INSTRUCTION: Transcribe the entries below exactly; leave every image out.

(Stored data)
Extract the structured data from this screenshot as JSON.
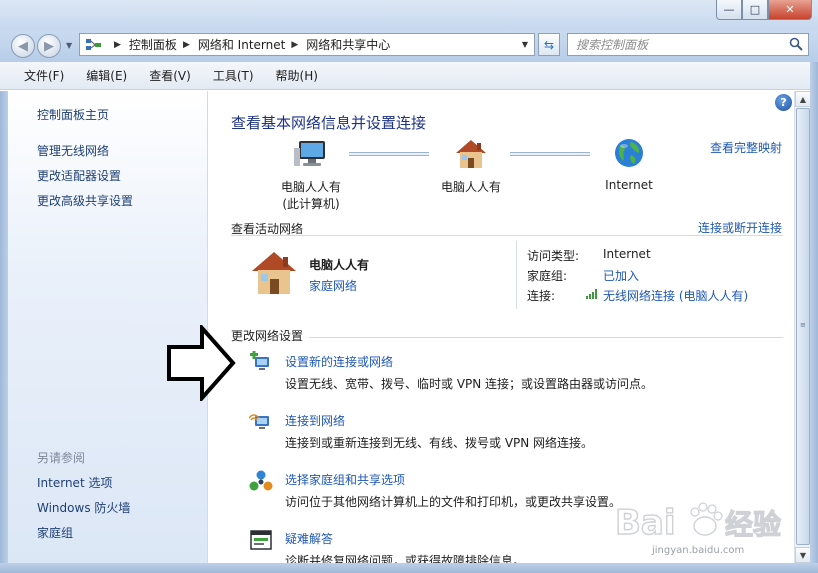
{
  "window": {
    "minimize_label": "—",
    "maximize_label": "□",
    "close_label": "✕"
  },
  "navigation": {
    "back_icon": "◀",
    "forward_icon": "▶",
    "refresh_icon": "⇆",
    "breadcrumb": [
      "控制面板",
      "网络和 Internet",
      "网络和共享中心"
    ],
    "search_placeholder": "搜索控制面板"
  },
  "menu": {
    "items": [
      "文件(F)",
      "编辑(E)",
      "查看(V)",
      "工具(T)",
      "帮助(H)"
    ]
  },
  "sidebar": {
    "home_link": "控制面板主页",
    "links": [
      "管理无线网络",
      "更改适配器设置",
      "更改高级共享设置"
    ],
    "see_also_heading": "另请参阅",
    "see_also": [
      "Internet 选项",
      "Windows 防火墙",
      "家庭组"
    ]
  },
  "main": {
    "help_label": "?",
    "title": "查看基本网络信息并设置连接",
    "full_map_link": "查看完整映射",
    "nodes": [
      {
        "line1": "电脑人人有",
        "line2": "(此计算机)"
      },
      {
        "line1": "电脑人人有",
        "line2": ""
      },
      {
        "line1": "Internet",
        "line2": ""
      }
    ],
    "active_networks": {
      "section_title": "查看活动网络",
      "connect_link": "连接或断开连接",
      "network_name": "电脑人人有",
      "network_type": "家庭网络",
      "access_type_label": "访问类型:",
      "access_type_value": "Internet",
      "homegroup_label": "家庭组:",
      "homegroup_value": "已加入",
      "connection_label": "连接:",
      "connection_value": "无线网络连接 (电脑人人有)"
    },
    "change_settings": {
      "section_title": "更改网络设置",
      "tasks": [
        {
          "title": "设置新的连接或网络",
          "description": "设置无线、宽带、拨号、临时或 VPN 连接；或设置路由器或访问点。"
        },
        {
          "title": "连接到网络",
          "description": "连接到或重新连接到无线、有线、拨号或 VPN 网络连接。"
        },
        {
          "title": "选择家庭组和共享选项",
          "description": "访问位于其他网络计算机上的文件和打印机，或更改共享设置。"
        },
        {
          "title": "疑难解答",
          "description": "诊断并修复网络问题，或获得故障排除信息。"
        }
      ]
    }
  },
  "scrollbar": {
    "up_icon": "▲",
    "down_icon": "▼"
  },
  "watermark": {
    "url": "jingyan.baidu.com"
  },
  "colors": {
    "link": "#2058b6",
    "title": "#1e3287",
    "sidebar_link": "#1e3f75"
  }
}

COMPLETED EXERCISE:
Extract the structured data from this screenshot as JSON.
{
  "window": {
    "minimize_label": "—",
    "maximize_label": "□",
    "close_label": "✕"
  },
  "navigation": {
    "back_icon": "◀",
    "forward_icon": "▶",
    "refresh_icon": "⇆",
    "breadcrumb": [
      "控制面板",
      "网络和 Internet",
      "网络和共享中心"
    ],
    "search_placeholder": "搜索控制面板"
  },
  "menu": {
    "items": [
      "文件(F)",
      "编辑(E)",
      "查看(V)",
      "工具(T)",
      "帮助(H)"
    ]
  },
  "sidebar": {
    "home_link": "控制面板主页",
    "links": [
      "管理无线网络",
      "更改适配器设置",
      "更改高级共享设置"
    ],
    "see_also_heading": "另请参阅",
    "see_also": [
      "Internet 选项",
      "Windows 防火墙",
      "家庭组"
    ]
  },
  "main": {
    "help_label": "?",
    "title": "查看基本网络信息并设置连接",
    "full_map_link": "查看完整映射",
    "nodes": [
      {
        "line1": "电脑人人有",
        "line2": "(此计算机)"
      },
      {
        "line1": "电脑人人有",
        "line2": ""
      },
      {
        "line1": "Internet",
        "line2": ""
      }
    ],
    "active_networks": {
      "section_title": "查看活动网络",
      "connect_link": "连接或断开连接",
      "network_name": "电脑人人有",
      "network_type": "家庭网络",
      "access_type_label": "访问类型:",
      "access_type_value": "Internet",
      "homegroup_label": "家庭组:",
      "homegroup_value": "已加入",
      "connection_label": "连接:",
      "connection_value": "无线网络连接 (电脑人人有)"
    },
    "change_settings": {
      "section_title": "更改网络设置",
      "tasks": [
        {
          "title": "设置新的连接或网络",
          "description": "设置无线、宽带、拨号、临时或 VPN 连接；或设置路由器或访问点。"
        },
        {
          "title": "连接到网络",
          "description": "连接到或重新连接到无线、有线、拨号或 VPN 网络连接。"
        },
        {
          "title": "选择家庭组和共享选项",
          "description": "访问位于其他网络计算机上的文件和打印机，或更改共享设置。"
        },
        {
          "title": "疑难解答",
          "description": "诊断并修复网络问题，或获得故障排除信息。"
        }
      ]
    }
  },
  "scrollbar": {
    "up_icon": "▲",
    "down_icon": "▼"
  },
  "watermark": {
    "url": "jingyan.baidu.com"
  },
  "colors": {
    "link": "#2058b6",
    "title": "#1e3287",
    "sidebar_link": "#1e3f75"
  }
}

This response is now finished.